▶ _Task to carry out_:
The records that follow must be reproduced in full, exactly as written.

***** Material for the task

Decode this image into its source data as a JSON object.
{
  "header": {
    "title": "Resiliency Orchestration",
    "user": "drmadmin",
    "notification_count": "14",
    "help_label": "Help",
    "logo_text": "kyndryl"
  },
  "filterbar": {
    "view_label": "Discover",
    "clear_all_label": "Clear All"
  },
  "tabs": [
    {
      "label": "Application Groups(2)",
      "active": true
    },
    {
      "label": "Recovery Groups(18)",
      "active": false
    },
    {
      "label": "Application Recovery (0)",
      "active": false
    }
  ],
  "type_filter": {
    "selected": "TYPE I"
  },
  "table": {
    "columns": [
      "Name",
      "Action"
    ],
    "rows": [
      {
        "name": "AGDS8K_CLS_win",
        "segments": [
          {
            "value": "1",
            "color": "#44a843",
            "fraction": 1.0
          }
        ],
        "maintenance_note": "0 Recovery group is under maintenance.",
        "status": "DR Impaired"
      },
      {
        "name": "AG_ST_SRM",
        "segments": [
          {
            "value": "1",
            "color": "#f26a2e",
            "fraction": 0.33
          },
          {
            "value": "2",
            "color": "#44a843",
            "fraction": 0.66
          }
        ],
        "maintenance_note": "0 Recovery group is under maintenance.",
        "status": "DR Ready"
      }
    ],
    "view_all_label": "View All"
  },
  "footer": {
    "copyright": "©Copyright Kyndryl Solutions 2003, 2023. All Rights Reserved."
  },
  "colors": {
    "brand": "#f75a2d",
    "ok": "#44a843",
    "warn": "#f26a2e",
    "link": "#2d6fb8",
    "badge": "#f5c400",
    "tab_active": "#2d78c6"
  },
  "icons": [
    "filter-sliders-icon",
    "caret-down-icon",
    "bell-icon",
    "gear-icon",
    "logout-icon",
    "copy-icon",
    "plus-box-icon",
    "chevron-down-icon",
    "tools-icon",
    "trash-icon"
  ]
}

**********

▶ _Response_:
Decode this image into its source data as a JSON object.
{
  "header": {
    "title": "Resiliency Orchestration",
    "user": "drmadmin",
    "notification_count": "14",
    "help_label": "Help",
    "logo_text": "kyndryl"
  },
  "filterbar": {
    "view_label": "Discover",
    "clear_all_label": "Clear All"
  },
  "tabs": [
    {
      "label": "Application Groups(2)",
      "active": true
    },
    {
      "label": "Recovery Groups(18)",
      "active": false
    },
    {
      "label": "Application Recovery (0)",
      "active": false
    }
  ],
  "type_filter": {
    "selected": "TYPE I"
  },
  "table": {
    "columns": [
      "Name",
      "Action"
    ],
    "rows": [
      {
        "name": "AGDS8K_CLS_win",
        "segments": [
          {
            "value": "1",
            "color": "#44a843",
            "fraction": 1.0
          }
        ],
        "maintenance_note": "0 Recovery group is under maintenance.",
        "status": "DR Impaired"
      },
      {
        "name": "AG_ST_SRM",
        "segments": [
          {
            "value": "1",
            "color": "#f26a2e",
            "fraction": 0.33
          },
          {
            "value": "2",
            "color": "#44a843",
            "fraction": 0.66
          }
        ],
        "maintenance_note": "0 Recovery group is under maintenance.",
        "status": "DR Ready"
      }
    ],
    "view_all_label": "View All"
  },
  "footer": {
    "copyright": "©Copyright Kyndryl Solutions 2003, 2023. All Rights Reserved."
  },
  "colors": {
    "brand": "#f75a2d",
    "ok": "#44a843",
    "warn": "#f26a2e",
    "link": "#2d6fb8",
    "badge": "#f5c400",
    "tab_active": "#2d78c6"
  },
  "icons": [
    "filter-sliders-icon",
    "caret-down-icon",
    "bell-icon",
    "gear-icon",
    "logout-icon",
    "copy-icon",
    "plus-box-icon",
    "chevron-down-icon",
    "tools-icon",
    "trash-icon"
  ]
}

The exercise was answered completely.